Or do you just think you do?
Reading about the recent John Derbyshire flap started a train of thought for me that led to memories of the Boston school busing crisis of the 70s. I started to research the subject, but the first articles I read puzzled me and made me doubt my memory. They were short, and all about the black children bused in from Roxbury High to Southie and how terribly they were treated.
And that was absolutely true, of course; I recalled reading about that originally. But I also thought I remembered that the busing was reciprocal, and that it was this reverse busing that raised the ire of the South Boston community even more, because their kids were bused out of their own neighborhoods to schools in the black ghetto. The low-income white kids of South Boston were the sacrificial lambs to the idea of desegregation; children of the white rich didn’t have to go anywhere.
I started to think maybe my memory was faulty, but Wiki, of all things, came to my rescue by describing what others had not. Here’s the relevant passage, and the situation was even worse than I had remembered. To me, the only word to describe the particulars of this plan is “crazy” [emphasis mine]:
In one part of the plan, Garrity [the judge who had ordered it] decided that the entire junior class from the mostly poor white South Boston High School would be bused to Roxbury High School, a black high school in a ghetto. Half the sophomores from each school would attend the other, and seniors could decide what school to attend. David Frum asserts that South Boston and Roxbury were “generally regarded as the two worst schools in Boston, and it was never clear what educational purpose was to be served by jumbling them.”…The first day of the plan, only 100 of 1,300 students came to school at South Boston. Only 13 of the 550 South Boston juniors ordered to attend Roxbury showed up.
-=-=-
What is expected = In the text on the Boston busing crisis, why did the writer start to doubt their memory? Answer in one to three sentences.
-=-=-
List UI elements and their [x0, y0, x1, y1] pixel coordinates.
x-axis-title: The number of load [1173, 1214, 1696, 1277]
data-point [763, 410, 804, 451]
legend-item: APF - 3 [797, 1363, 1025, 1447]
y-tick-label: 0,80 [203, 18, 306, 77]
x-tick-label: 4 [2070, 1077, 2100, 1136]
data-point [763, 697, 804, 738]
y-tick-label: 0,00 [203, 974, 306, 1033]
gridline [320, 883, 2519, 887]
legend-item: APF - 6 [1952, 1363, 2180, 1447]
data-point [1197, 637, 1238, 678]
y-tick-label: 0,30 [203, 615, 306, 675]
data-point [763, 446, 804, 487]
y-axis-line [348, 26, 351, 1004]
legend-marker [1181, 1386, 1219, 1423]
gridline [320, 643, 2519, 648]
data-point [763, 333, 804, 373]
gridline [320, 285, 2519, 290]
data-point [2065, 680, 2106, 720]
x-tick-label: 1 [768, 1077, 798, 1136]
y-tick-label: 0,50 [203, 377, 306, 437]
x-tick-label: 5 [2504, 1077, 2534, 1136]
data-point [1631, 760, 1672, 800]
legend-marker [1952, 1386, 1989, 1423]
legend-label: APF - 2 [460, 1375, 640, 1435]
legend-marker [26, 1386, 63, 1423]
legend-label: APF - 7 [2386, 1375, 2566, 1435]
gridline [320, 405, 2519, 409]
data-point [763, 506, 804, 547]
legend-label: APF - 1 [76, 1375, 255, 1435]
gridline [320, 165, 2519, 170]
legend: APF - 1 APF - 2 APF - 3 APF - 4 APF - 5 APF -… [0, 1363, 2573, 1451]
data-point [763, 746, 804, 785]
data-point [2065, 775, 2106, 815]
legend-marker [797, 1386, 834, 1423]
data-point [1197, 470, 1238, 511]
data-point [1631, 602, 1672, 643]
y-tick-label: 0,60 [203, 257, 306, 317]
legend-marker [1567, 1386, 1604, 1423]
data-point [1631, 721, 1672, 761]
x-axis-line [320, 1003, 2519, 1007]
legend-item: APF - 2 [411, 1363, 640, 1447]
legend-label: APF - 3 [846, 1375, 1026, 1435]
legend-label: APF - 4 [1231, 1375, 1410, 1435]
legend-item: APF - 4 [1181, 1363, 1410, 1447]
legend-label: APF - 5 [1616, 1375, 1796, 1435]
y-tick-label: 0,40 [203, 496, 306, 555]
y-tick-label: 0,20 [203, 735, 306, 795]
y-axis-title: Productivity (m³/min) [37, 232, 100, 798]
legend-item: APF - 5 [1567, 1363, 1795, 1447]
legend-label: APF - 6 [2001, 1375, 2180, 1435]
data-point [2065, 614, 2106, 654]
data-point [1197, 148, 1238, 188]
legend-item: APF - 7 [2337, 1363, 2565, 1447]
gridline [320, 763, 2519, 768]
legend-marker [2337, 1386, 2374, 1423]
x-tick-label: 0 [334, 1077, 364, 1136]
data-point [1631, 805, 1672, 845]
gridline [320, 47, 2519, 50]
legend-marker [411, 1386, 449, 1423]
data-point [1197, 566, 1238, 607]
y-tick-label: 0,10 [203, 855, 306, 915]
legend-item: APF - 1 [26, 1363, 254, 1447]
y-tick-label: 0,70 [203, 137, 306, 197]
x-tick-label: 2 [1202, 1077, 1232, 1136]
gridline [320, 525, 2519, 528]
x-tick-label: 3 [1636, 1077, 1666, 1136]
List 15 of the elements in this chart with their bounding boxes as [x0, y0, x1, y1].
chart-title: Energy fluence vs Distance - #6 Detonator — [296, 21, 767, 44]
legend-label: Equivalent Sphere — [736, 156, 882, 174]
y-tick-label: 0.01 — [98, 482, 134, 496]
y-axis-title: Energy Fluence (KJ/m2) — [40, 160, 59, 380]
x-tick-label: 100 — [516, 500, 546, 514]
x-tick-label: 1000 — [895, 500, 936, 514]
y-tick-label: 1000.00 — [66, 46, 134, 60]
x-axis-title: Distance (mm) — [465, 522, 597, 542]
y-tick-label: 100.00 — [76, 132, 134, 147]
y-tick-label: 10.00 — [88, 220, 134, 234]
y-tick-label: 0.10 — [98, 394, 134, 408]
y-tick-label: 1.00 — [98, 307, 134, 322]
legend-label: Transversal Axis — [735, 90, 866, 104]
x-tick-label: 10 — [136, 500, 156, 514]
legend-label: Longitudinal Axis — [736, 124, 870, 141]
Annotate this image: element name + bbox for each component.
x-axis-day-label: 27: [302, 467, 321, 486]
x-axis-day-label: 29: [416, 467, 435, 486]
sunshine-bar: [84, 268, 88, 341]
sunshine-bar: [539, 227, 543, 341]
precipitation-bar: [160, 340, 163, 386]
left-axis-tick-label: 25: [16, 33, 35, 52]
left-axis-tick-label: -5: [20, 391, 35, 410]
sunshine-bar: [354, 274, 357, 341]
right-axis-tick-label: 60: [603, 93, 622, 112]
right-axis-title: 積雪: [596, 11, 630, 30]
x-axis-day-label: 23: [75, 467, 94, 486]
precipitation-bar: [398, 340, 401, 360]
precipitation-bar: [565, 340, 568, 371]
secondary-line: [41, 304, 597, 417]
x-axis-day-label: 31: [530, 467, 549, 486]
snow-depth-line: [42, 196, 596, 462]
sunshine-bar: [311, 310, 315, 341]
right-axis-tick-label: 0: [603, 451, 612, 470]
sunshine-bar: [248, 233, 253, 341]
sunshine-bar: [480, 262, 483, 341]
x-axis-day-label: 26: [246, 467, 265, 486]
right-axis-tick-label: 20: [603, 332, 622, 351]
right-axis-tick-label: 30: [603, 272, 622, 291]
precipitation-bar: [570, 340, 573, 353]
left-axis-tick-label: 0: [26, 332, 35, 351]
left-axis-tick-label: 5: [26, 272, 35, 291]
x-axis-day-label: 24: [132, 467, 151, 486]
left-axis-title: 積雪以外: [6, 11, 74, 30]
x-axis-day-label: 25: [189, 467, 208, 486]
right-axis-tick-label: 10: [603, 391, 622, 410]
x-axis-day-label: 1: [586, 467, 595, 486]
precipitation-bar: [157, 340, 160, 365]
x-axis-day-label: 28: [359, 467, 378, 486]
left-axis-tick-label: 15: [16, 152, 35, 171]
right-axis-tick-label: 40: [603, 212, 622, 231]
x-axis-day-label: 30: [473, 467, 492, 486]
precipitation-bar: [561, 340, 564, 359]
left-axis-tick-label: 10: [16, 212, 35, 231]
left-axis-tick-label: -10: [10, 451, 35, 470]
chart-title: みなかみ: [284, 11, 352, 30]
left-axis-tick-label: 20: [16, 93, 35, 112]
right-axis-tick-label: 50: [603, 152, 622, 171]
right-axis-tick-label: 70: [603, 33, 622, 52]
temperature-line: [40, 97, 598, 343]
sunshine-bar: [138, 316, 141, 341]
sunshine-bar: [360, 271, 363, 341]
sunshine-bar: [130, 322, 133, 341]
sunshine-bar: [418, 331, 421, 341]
-=-=-
Response to this exercise = The first articles the writer read were short and covered only the black children bused from Roxbury High to Southie and how badly they were treated. They made no mention of the reverse busing of South Boston students that the writer remembered.